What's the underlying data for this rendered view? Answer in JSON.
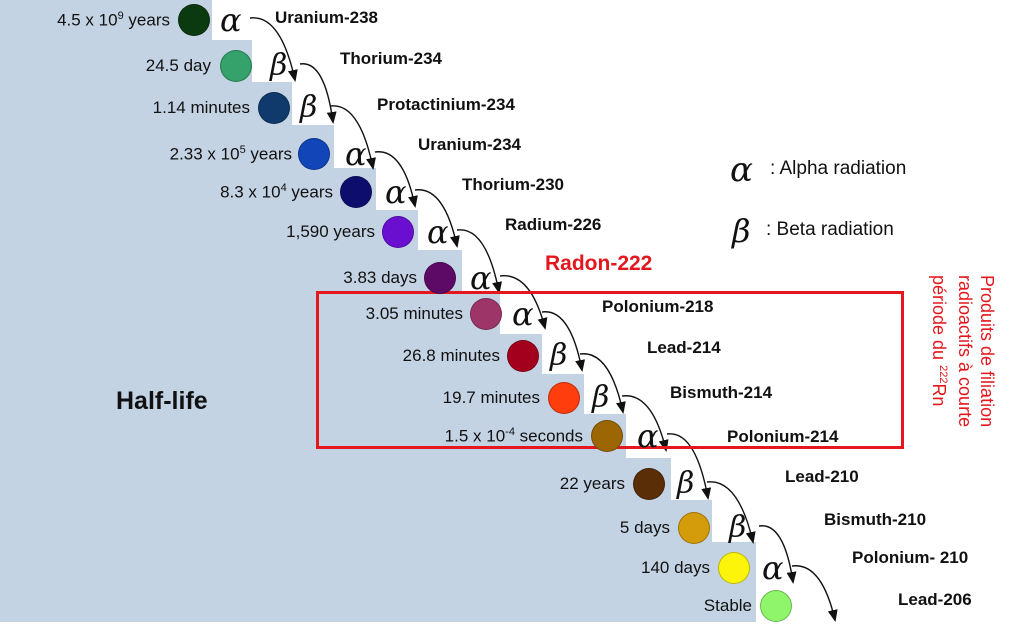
{
  "title": "Half-life",
  "radon_label": "Radon-222",
  "legend": {
    "alpha_symbol": "α",
    "alpha_text": ": Alpha radiation",
    "beta_symbol": "β",
    "beta_text": ": Beta radiation"
  },
  "highlight_note": {
    "line1": "Produits de filiation",
    "line2": "radioactifs à courte",
    "line3_prefix": "période du ",
    "line3_sup": "222",
    "line3_suffix": "Rn"
  },
  "colors": {
    "background_staircase": "#c4d3e4",
    "highlight": "#e3171d",
    "arrow": "#111111"
  },
  "chain": [
    {
      "halflife_pre": "4.5 x 10",
      "halflife_sup": "9",
      "halflife_post": " years",
      "color": "#0c3a10",
      "decay": "α",
      "decay_type": "alpha",
      "product": "Uranium-238"
    },
    {
      "halflife_pre": "24.5 day",
      "halflife_sup": "",
      "halflife_post": "",
      "color": "#34a26a",
      "decay": "β",
      "decay_type": "beta",
      "product": "Thorium-234"
    },
    {
      "halflife_pre": "1.14 minutes",
      "halflife_sup": "",
      "halflife_post": "",
      "color": "#0f3a6b",
      "decay": "β",
      "decay_type": "beta",
      "product": "Protactinium-234"
    },
    {
      "halflife_pre": "2.33 x 10",
      "halflife_sup": "5",
      "halflife_post": " years",
      "color": "#1245b8",
      "decay": "α",
      "decay_type": "alpha",
      "product": "Uranium-234"
    },
    {
      "halflife_pre": "8.3 x 10",
      "halflife_sup": "4",
      "halflife_post": " years",
      "color": "#0d0d6e",
      "decay": "α",
      "decay_type": "alpha",
      "product": "Thorium-230"
    },
    {
      "halflife_pre": "1,590 years",
      "halflife_sup": "",
      "halflife_post": "",
      "color": "#6a0fd0",
      "decay": "α",
      "decay_type": "alpha",
      "product": "Radium-226"
    },
    {
      "halflife_pre": "3.83 days",
      "halflife_sup": "",
      "halflife_post": "",
      "color": "#5c0a66",
      "decay": "α",
      "decay_type": "alpha",
      "product": ""
    },
    {
      "halflife_pre": "3.05 minutes",
      "halflife_sup": "",
      "halflife_post": "",
      "color": "#9e3569",
      "decay": "α",
      "decay_type": "alpha",
      "product": "Polonium-218"
    },
    {
      "halflife_pre": "26.8 minutes",
      "halflife_sup": "",
      "halflife_post": "",
      "color": "#a3001e",
      "decay": "β",
      "decay_type": "beta",
      "product": "Lead-214"
    },
    {
      "halflife_pre": "19.7 minutes",
      "halflife_sup": "",
      "halflife_post": "",
      "color": "#ff3d0d",
      "decay": "β",
      "decay_type": "beta",
      "product": "Bismuth-214"
    },
    {
      "halflife_pre": "1.5 x 10",
      "halflife_sup": "-4",
      "halflife_post": " seconds",
      "color": "#9c6605",
      "decay": "α",
      "decay_type": "alpha",
      "product": "Polonium-214"
    },
    {
      "halflife_pre": "22 years",
      "halflife_sup": "",
      "halflife_post": "",
      "color": "#5a2e07",
      "decay": "β",
      "decay_type": "beta",
      "product": "Lead-210"
    },
    {
      "halflife_pre": "5 days",
      "halflife_sup": "",
      "halflife_post": "",
      "color": "#d49b0a",
      "decay": "β",
      "decay_type": "beta",
      "product": "Bismuth-210"
    },
    {
      "halflife_pre": "140 days",
      "halflife_sup": "",
      "halflife_post": "",
      "color": "#fcf40a",
      "decay": "α",
      "decay_type": "alpha",
      "product": "Polonium- 210"
    },
    {
      "halflife_pre": "Stable",
      "halflife_sup": "",
      "halflife_post": "",
      "color": "#8ff56b",
      "decay": "",
      "decay_type": "none",
      "product": "Lead-206"
    }
  ]
}
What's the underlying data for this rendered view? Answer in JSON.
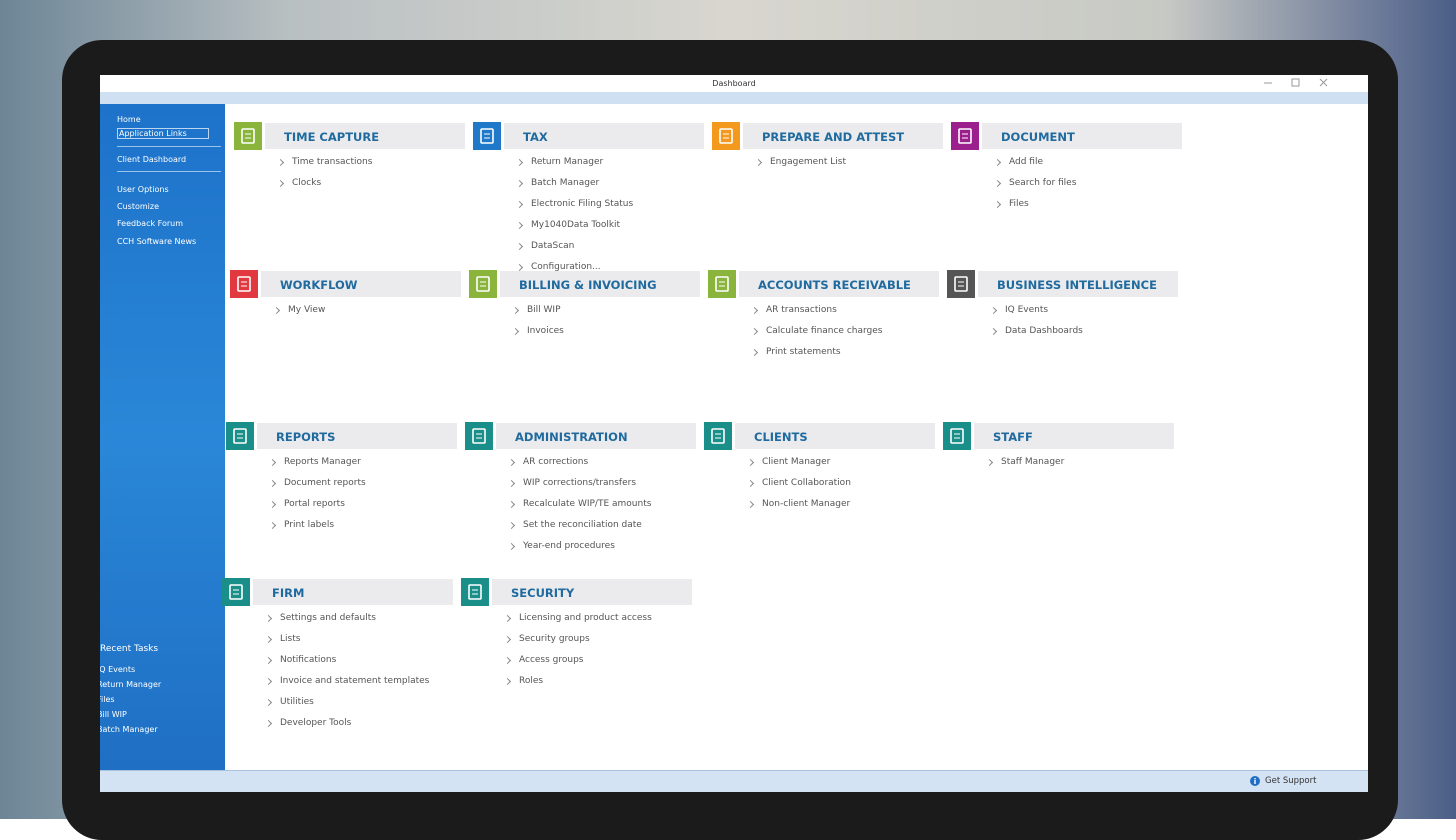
{
  "window": {
    "title": "Dashboard"
  },
  "sidebar": {
    "links": [
      "Home",
      "Application Links",
      "Client Dashboard",
      "User Options",
      "Customize",
      "Feedback Forum",
      "CCH Software News"
    ],
    "recent_title": "Recent Tasks",
    "recent": [
      "iQ Events",
      "Return Manager",
      "Files",
      "Bill WIP",
      "Batch Manager"
    ]
  },
  "tiles": [
    {
      "title": "TIME CAPTURE",
      "color": "#8ab43c",
      "items": [
        "Time transactions",
        "Clocks"
      ]
    },
    {
      "title": "TAX",
      "color": "#1f78c8",
      "items": [
        "Return Manager",
        "Batch Manager",
        "Electronic Filing Status",
        "My1040Data Toolkit",
        "DataScan",
        "Configuration..."
      ]
    },
    {
      "title": "PREPARE AND ATTEST",
      "color": "#f39a1e",
      "items": [
        "Engagement List"
      ]
    },
    {
      "title": "DOCUMENT",
      "color": "#9b1f8c",
      "items": [
        "Add file",
        "Search for files",
        "Files"
      ]
    },
    {
      "title": "WORKFLOW",
      "color": "#e2383f",
      "items": [
        "My View"
      ]
    },
    {
      "title": "BILLING & INVOICING",
      "color": "#8ab43c",
      "items": [
        "Bill WIP",
        "Invoices"
      ]
    },
    {
      "title": "ACCOUNTS RECEIVABLE",
      "color": "#8ab43c",
      "items": [
        "AR transactions",
        "Calculate finance charges",
        "Print statements"
      ]
    },
    {
      "title": "BUSINESS INTELLIGENCE",
      "color": "#555555",
      "items": [
        "IQ Events",
        "Data Dashboards"
      ]
    },
    {
      "title": "REPORTS",
      "color": "#1a8f8a",
      "items": [
        "Reports Manager",
        "Document reports",
        "Portal reports",
        "Print labels"
      ]
    },
    {
      "title": "ADMINISTRATION",
      "color": "#1a8f8a",
      "items": [
        "AR corrections",
        "WIP corrections/transfers",
        "Recalculate WIP/TE amounts",
        "Set the reconciliation date",
        "Year-end procedures"
      ]
    },
    {
      "title": "CLIENTS",
      "color": "#1a8f8a",
      "items": [
        "Client Manager",
        "Client Collaboration",
        "Non-client Manager"
      ]
    },
    {
      "title": "STAFF",
      "color": "#1a8f8a",
      "items": [
        "Staff Manager"
      ]
    },
    {
      "title": "FIRM",
      "color": "#1a8f8a",
      "items": [
        "Settings and defaults",
        "Lists",
        "Notifications",
        "Invoice and statement templates",
        "Utilities",
        "Developer Tools"
      ]
    },
    {
      "title": "SECURITY",
      "color": "#1a8f8a",
      "items": [
        "Licensing and product access",
        "Security groups",
        "Access groups",
        "Roles"
      ]
    }
  ],
  "footer": {
    "support": "Get Support"
  }
}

> **Written request**: Transcribe the preceding listing in its entirety and with exact wording, leaving out pictures.

> **Complete answer**:
What's the underlying data for this rendered view? Answer in JSON.
{
  "title": "Half-life",
  "radon_label": "Radon-222",
  "legend": {
    "alpha_symbol": "α",
    "alpha_text": ": Alpha radiation",
    "beta_symbol": "β",
    "beta_text": ": Beta radiation"
  },
  "highlight_note": {
    "line1": "Produits de filiation",
    "line2": "radioactifs à courte",
    "line3_prefix": "période du ",
    "line3_sup": "222",
    "line3_suffix": "Rn"
  },
  "colors": {
    "background_staircase": "#c4d3e4",
    "highlight": "#e3171d",
    "arrow": "#111111"
  },
  "chain": [
    {
      "halflife_pre": "4.5 x 10",
      "halflife_sup": "9",
      "halflife_post": " years",
      "color": "#0c3a10",
      "decay": "α",
      "decay_type": "alpha",
      "product": "Uranium-238"
    },
    {
      "halflife_pre": "24.5 day",
      "halflife_sup": "",
      "halflife_post": "",
      "color": "#34a26a",
      "decay": "β",
      "decay_type": "beta",
      "product": "Thorium-234"
    },
    {
      "halflife_pre": "1.14 minutes",
      "halflife_sup": "",
      "halflife_post": "",
      "color": "#0f3a6b",
      "decay": "β",
      "decay_type": "beta",
      "product": "Protactinium-234"
    },
    {
      "halflife_pre": "2.33 x 10",
      "halflife_sup": "5",
      "halflife_post": " years",
      "color": "#1245b8",
      "decay": "α",
      "decay_type": "alpha",
      "product": "Uranium-234"
    },
    {
      "halflife_pre": "8.3 x 10",
      "halflife_sup": "4",
      "halflife_post": " years",
      "color": "#0d0d6e",
      "decay": "α",
      "decay_type": "alpha",
      "product": "Thorium-230"
    },
    {
      "halflife_pre": "1,590 years",
      "halflife_sup": "",
      "halflife_post": "",
      "color": "#6a0fd0",
      "decay": "α",
      "decay_type": "alpha",
      "product": "Radium-226"
    },
    {
      "halflife_pre": "3.83 days",
      "halflife_sup": "",
      "halflife_post": "",
      "color": "#5c0a66",
      "decay": "α",
      "decay_type": "alpha",
      "product": ""
    },
    {
      "halflife_pre": "3.05 minutes",
      "halflife_sup": "",
      "halflife_post": "",
      "color": "#9e3569",
      "decay": "α",
      "decay_type": "alpha",
      "product": "Polonium-218"
    },
    {
      "halflife_pre": "26.8 minutes",
      "halflife_sup": "",
      "halflife_post": "",
      "color": "#a3001e",
      "decay": "β",
      "decay_type": "beta",
      "product": "Lead-214"
    },
    {
      "halflife_pre": "19.7 minutes",
      "halflife_sup": "",
      "halflife_post": "",
      "color": "#ff3d0d",
      "decay": "β",
      "decay_type": "beta",
      "product": "Bismuth-214"
    },
    {
      "halflife_pre": "1.5 x 10",
      "halflife_sup": "-4",
      "halflife_post": " seconds",
      "color": "#9c6605",
      "decay": "α",
      "decay_type": "alpha",
      "product": "Polonium-214"
    },
    {
      "halflife_pre": "22 years",
      "halflife_sup": "",
      "halflife_post": "",
      "color": "#5a2e07",
      "decay": "β",
      "decay_type": "beta",
      "product": "Lead-210"
    },
    {
      "halflife_pre": "5 days",
      "halflife_sup": "",
      "halflife_post": "",
      "color": "#d49b0a",
      "decay": "β",
      "decay_type": "beta",
      "product": "Bismuth-210"
    },
    {
      "halflife_pre": "140 days",
      "halflife_sup": "",
      "halflife_post": "",
      "color": "#fcf40a",
      "decay": "α",
      "decay_type": "alpha",
      "product": "Polonium- 210"
    },
    {
      "halflife_pre": "Stable",
      "halflife_sup": "",
      "halflife_post": "",
      "color": "#8ff56b",
      "decay": "",
      "decay_type": "none",
      "product": "Lead-206"
    }
  ]
}
What's the underlying data for this rendered view? Answer in JSON.
{
  "window": {
    "title": "Dashboard"
  },
  "sidebar": {
    "links": [
      "Home",
      "Application Links",
      "Client Dashboard",
      "User Options",
      "Customize",
      "Feedback Forum",
      "CCH Software News"
    ],
    "recent_title": "Recent Tasks",
    "recent": [
      "iQ Events",
      "Return Manager",
      "Files",
      "Bill WIP",
      "Batch Manager"
    ]
  },
  "tiles": [
    {
      "title": "TIME CAPTURE",
      "color": "#8ab43c",
      "items": [
        "Time transactions",
        "Clocks"
      ]
    },
    {
      "title": "TAX",
      "color": "#1f78c8",
      "items": [
        "Return Manager",
        "Batch Manager",
        "Electronic Filing Status",
        "My1040Data Toolkit",
        "DataScan",
        "Configuration..."
      ]
    },
    {
      "title": "PREPARE AND ATTEST",
      "color": "#f39a1e",
      "items": [
        "Engagement List"
      ]
    },
    {
      "title": "DOCUMENT",
      "color": "#9b1f8c",
      "items": [
        "Add file",
        "Search for files",
        "Files"
      ]
    },
    {
      "title": "WORKFLOW",
      "color": "#e2383f",
      "items": [
        "My View"
      ]
    },
    {
      "title": "BILLING & INVOICING",
      "color": "#8ab43c",
      "items": [
        "Bill WIP",
        "Invoices"
      ]
    },
    {
      "title": "ACCOUNTS RECEIVABLE",
      "color": "#8ab43c",
      "items": [
        "AR transactions",
        "Calculate finance charges",
        "Print statements"
      ]
    },
    {
      "title": "BUSINESS INTELLIGENCE",
      "color": "#555555",
      "items": [
        "IQ Events",
        "Data Dashboards"
      ]
    },
    {
      "title": "REPORTS",
      "color": "#1a8f8a",
      "items": [
        "Reports Manager",
        "Document reports",
        "Portal reports",
        "Print labels"
      ]
    },
    {
      "title": "ADMINISTRATION",
      "color": "#1a8f8a",
      "items": [
        "AR corrections",
        "WIP corrections/transfers",
        "Recalculate WIP/TE amounts",
        "Set the reconciliation date",
        "Year-end procedures"
      ]
    },
    {
      "title": "CLIENTS",
      "color": "#1a8f8a",
      "items": [
        "Client Manager",
        "Client Collaboration",
        "Non-client Manager"
      ]
    },
    {
      "title": "STAFF",
      "color": "#1a8f8a",
      "items": [
        "Staff Manager"
      ]
    },
    {
      "title": "FIRM",
      "color": "#1a8f8a",
      "items": [
        "Settings and defaults",
        "Lists",
        "Notifications",
        "Invoice and statement templates",
        "Utilities",
        "Developer Tools"
      ]
    },
    {
      "title": "SECURITY",
      "color": "#1a8f8a",
      "items": [
        "Licensing and product access",
        "Security groups",
        "Access groups",
        "Roles"
      ]
    }
  ],
  "footer": {
    "support": "Get Support"
  }
}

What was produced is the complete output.